> **WHAT THE EXERCISE ASKS**: Read the lines below. Copy out any that hold the string "Bootstrapped".

> **Stored entries**:
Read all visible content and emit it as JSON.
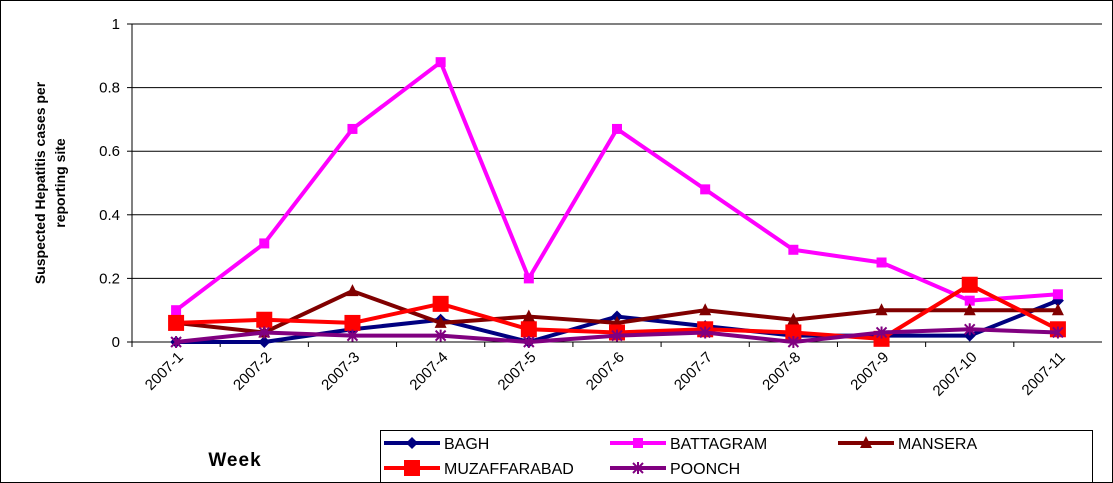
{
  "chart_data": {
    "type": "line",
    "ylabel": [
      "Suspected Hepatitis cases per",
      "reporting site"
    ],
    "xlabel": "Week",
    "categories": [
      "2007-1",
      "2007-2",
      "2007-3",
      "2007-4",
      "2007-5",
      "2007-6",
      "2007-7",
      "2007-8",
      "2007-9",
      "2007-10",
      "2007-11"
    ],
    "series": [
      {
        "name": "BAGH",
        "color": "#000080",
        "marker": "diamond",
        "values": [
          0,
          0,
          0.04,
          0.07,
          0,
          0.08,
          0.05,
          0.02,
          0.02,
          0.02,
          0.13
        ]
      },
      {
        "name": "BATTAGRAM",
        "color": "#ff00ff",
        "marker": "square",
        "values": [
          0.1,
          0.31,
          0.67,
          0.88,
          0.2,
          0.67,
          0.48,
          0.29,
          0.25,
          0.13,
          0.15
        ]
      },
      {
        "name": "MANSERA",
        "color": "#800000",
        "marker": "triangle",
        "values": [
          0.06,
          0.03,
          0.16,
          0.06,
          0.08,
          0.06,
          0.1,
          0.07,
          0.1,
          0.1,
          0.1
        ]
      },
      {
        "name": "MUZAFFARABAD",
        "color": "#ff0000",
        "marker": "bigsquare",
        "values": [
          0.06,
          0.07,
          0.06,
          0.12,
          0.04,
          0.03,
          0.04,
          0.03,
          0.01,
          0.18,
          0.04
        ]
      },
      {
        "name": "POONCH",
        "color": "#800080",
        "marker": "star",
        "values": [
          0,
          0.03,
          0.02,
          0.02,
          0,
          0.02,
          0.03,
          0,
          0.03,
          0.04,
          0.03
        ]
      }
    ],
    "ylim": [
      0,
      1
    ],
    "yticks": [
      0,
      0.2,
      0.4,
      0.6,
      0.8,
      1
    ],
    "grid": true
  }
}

...

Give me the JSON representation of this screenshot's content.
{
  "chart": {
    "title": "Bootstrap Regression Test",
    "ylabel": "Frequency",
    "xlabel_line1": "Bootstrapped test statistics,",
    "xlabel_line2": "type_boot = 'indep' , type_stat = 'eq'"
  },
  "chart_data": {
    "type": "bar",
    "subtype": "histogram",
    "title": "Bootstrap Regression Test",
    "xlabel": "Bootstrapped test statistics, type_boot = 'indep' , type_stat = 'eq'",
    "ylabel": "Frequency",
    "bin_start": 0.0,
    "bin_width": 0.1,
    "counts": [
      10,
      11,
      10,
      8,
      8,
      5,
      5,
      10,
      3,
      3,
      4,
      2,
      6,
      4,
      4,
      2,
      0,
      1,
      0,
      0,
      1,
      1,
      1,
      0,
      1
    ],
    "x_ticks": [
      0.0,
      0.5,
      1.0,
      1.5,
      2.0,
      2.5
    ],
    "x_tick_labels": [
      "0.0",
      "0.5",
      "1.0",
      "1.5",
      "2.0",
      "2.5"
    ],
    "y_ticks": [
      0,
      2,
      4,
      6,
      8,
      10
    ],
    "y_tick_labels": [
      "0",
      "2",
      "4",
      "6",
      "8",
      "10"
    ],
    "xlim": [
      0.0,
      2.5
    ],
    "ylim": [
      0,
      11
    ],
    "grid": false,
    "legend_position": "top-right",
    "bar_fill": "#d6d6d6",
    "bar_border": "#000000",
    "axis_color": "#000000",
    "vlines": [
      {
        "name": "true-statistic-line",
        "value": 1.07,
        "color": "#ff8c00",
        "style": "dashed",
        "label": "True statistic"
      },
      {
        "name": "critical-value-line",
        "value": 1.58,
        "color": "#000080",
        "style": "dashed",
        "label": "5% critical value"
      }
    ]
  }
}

---

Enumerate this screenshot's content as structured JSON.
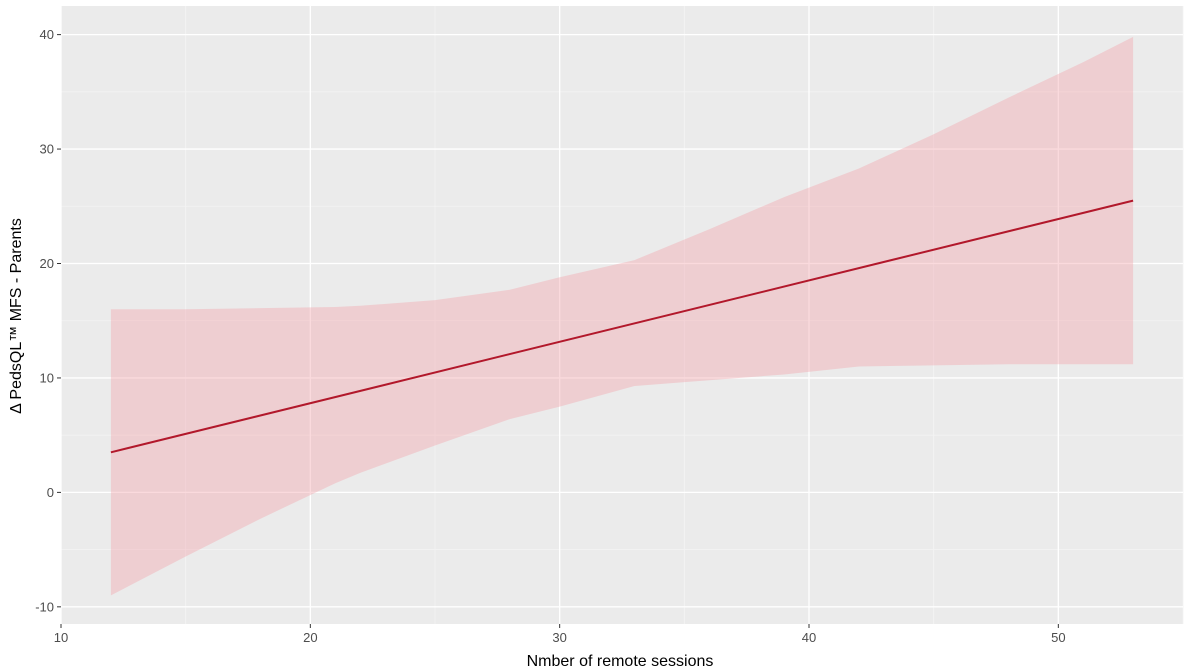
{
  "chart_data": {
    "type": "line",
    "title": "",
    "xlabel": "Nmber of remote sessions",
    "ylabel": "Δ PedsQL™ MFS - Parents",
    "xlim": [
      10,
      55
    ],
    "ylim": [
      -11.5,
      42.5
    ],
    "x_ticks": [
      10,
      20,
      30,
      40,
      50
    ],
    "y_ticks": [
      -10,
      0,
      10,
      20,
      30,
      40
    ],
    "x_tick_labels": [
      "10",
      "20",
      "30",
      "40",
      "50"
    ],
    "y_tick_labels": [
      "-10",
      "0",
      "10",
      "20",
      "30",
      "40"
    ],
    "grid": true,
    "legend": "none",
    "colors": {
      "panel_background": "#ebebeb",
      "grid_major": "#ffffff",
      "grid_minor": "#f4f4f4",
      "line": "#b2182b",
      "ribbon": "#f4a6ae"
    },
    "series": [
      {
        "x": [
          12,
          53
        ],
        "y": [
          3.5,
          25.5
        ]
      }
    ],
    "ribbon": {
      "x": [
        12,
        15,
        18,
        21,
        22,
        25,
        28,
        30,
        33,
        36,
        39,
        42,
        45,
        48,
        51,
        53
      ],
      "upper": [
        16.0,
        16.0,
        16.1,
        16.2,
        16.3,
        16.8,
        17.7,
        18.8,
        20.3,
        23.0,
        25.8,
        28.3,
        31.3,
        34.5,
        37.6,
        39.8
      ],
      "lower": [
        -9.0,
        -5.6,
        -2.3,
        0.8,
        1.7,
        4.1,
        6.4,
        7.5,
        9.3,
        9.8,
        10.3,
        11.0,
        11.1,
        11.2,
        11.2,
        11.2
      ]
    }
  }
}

> **RESULT**:
    "xlabel_line1": "Bootstrapped test statistics,",
    "xlabel": "Bootstrapped test statistics, type_boot = 'indep' , type_stat = 'eq'",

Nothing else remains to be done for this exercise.